§ **Task**: Your task is to extract every entry that follows word for word while excluding the pictures.

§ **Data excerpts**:

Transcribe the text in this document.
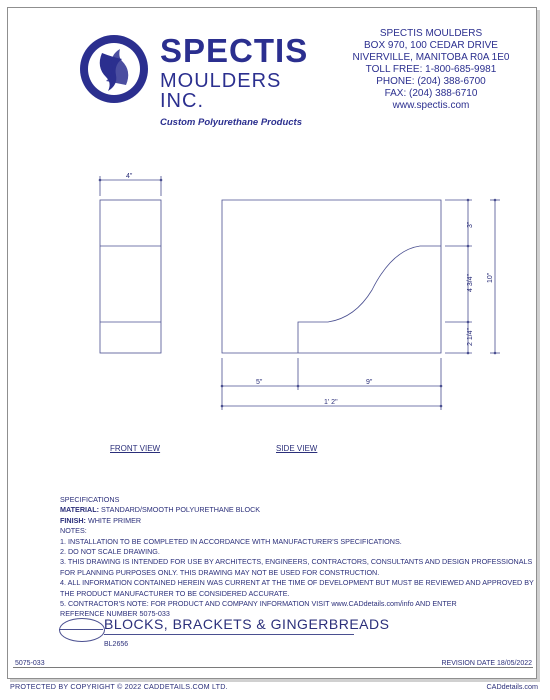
SPECTIS
MOULDERS INC.
Custom Polyurethane Products
SPECTIS MOULDERS
BOX 970, 100 CEDAR DRIVE
NIVERVILLE, MANITOBA R0A 1E0
TOLL FREE: 1-800-685-9981
PHONE: (204) 388-6700
FAX: (204) 388-6710
www.spectis.com
4"
3"
4 3/4"
2 1/4"
10"
5"	9"
1' 2"
FRONT VIEW	SIDE VIEW
SPECIFICATIONS
MATERIAL: STANDARD/SMOOTH POLYURETHANE BLOCK
FINISH: WHITE PRIMER
NOTES:
1. INSTALLATION TO BE COMPLETED IN ACCORDANCE WITH MANUFACTURER'S SPECIFICATIONS.
2. DO NOT SCALE DRAWING.
3. THIS DRAWING IS INTENDED FOR USE BY ARCHITECTS, ENGINEERS, CONTRACTORS, CONSULTANTS AND DESIGN PROFESSIONALS
FOR PLANNING PURPOSES ONLY. THIS DRAWING MAY NOT BE USED FOR CONSTRUCTION.
4. ALL INFORMATION CONTAINED HEREIN WAS CURRENT AT THE TIME OF DEVELOPMENT BUT MUST BE REVIEWED AND APPROVED BY
THE PRODUCT MANUFACTURER TO BE CONSIDERED ACCURATE.
5. CONTRACTOR'S NOTE: FOR PRODUCT AND COMPANY INFORMATION VISIT www.CADdetails.com/info AND ENTER
REFERENCE NUMBER 5075-033
BLOCKS, BRACKETS & GINGERBREADS
BL2656
5075-033	REVISION DATE 18/05/2022
PROTECTED BY COPYRIGHT © 2022 CADDETAILS.COM LTD.	CADdetails.com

§ **Complete response**:
Transcribe the text in this document.
SPECTIS
MOULDERS INC.
Custom Polyurethane Products
SPECTIS MOULDERS
BOX 970, 100 CEDAR DRIVE
NIVERVILLE, MANITOBA R0A 1E0
TOLL FREE: 1-800-685-9981
PHONE: (204) 388-6700
FAX: (204) 388-6710
www.spectis.com
4"
3"
4 3/4"
2 1/4"
10"
5"	9"
1' 2"
FRONT VIEW	SIDE VIEW
SPECIFICATIONS
MATERIAL: STANDARD/SMOOTH POLYURETHANE BLOCK
FINISH: WHITE PRIMER
NOTES:
1. INSTALLATION TO BE COMPLETED IN ACCORDANCE WITH MANUFACTURER'S SPECIFICATIONS.
2. DO NOT SCALE DRAWING.
3. THIS DRAWING IS INTENDED FOR USE BY ARCHITECTS, ENGINEERS, CONTRACTORS, CONSULTANTS AND DESIGN PROFESSIONALS
FOR PLANNING PURPOSES ONLY. THIS DRAWING MAY NOT BE USED FOR CONSTRUCTION.
4. ALL INFORMATION CONTAINED HEREIN WAS CURRENT AT THE TIME OF DEVELOPMENT BUT MUST BE REVIEWED AND APPROVED BY
THE PRODUCT MANUFACTURER TO BE CONSIDERED ACCURATE.
5. CONTRACTOR'S NOTE: FOR PRODUCT AND COMPANY INFORMATION VISIT www.CADdetails.com/info AND ENTER
REFERENCE NUMBER 5075-033
BLOCKS, BRACKETS & GINGERBREADS
BL2656
5075-033	REVISION DATE 18/05/2022
PROTECTED BY COPYRIGHT © 2022 CADDETAILS.COM LTD.	CADdetails.com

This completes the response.